● Work to do
Copy every line of the records below that holds the word "alij".

● Data rows

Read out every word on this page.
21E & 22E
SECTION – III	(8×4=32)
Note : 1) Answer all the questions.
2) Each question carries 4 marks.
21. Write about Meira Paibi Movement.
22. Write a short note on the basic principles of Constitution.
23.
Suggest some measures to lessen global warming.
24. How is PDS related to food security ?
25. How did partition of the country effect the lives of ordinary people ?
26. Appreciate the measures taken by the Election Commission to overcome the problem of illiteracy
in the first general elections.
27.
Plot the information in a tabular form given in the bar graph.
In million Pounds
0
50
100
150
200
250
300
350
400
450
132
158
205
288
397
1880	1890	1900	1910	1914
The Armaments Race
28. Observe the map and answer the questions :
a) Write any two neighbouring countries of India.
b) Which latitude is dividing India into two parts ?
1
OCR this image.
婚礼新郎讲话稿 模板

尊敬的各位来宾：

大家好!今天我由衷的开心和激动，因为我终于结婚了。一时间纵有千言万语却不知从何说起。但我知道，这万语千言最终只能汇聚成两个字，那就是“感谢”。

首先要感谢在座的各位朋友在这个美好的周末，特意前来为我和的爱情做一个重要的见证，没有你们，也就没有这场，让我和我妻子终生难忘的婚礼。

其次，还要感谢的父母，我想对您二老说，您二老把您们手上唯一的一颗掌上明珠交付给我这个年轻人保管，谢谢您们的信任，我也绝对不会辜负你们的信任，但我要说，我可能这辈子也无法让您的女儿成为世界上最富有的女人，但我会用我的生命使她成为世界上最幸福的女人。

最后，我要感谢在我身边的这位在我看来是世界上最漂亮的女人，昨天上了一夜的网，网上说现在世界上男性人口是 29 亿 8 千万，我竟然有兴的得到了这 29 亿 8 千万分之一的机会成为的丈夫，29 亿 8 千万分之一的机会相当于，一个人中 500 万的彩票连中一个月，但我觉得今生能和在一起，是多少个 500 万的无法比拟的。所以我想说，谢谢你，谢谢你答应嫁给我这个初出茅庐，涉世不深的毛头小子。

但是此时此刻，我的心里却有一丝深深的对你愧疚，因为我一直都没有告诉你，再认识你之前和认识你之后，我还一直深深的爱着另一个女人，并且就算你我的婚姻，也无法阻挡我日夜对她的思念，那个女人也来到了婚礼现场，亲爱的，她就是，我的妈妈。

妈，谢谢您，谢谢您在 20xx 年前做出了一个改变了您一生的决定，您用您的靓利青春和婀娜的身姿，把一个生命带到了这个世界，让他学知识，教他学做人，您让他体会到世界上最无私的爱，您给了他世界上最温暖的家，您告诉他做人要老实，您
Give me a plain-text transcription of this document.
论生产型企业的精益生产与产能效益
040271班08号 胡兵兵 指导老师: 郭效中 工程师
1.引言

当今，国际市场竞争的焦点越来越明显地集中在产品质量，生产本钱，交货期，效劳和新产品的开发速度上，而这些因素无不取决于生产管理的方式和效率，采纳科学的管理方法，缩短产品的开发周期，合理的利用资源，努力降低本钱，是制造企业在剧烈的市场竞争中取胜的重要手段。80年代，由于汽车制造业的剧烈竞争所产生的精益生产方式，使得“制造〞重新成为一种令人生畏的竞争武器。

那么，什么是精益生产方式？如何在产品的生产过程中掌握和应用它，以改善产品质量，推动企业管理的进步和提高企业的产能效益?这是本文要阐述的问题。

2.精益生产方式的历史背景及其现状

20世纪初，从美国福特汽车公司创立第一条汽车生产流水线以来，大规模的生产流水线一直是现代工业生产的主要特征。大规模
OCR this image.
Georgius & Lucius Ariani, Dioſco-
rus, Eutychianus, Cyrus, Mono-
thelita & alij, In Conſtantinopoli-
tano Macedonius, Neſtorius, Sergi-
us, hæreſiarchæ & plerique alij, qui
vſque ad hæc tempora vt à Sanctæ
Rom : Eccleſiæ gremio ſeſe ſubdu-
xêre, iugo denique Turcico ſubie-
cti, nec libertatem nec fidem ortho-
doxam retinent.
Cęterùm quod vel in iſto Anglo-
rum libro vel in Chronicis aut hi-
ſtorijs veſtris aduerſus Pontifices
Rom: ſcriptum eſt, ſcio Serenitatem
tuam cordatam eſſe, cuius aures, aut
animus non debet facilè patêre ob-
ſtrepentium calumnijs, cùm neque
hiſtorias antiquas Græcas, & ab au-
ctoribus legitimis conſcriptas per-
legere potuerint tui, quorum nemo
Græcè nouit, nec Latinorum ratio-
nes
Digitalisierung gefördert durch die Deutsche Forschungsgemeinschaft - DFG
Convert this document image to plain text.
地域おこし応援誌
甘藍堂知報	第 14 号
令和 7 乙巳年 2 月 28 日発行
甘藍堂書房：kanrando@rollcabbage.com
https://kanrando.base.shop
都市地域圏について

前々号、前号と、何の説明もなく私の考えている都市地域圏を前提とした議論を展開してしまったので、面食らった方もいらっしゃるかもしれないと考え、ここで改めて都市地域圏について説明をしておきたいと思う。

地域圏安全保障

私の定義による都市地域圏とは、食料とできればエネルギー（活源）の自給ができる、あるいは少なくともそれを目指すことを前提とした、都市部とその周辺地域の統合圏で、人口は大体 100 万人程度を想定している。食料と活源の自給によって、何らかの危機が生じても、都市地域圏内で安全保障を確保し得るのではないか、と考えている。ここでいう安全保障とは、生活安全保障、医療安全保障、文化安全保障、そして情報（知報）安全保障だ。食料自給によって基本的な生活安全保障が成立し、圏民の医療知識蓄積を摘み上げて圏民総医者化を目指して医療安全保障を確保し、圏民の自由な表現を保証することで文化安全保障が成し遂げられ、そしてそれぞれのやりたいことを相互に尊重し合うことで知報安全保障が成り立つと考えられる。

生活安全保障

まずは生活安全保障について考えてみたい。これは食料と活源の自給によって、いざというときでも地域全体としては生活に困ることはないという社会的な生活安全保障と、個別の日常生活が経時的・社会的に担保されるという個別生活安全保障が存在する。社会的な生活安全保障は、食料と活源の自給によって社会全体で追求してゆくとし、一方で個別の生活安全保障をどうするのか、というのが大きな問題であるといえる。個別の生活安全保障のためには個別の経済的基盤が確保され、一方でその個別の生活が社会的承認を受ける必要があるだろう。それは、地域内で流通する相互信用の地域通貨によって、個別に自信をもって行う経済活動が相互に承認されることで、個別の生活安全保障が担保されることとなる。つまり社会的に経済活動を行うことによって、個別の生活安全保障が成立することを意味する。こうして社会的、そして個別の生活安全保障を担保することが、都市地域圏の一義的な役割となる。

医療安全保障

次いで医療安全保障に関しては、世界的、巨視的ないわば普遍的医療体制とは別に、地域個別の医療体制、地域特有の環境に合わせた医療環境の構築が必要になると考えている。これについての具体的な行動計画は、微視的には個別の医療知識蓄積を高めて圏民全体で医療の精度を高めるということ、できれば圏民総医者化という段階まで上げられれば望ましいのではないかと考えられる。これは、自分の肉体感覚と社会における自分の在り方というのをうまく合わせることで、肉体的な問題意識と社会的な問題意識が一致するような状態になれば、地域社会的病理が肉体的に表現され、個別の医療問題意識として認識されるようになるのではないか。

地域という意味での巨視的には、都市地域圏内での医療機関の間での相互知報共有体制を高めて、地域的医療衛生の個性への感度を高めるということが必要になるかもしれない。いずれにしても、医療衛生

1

● Solution to this problem
thelita & alij, In Conſtantinopoli-
us, hæreſiarchæ & plerique alij, qui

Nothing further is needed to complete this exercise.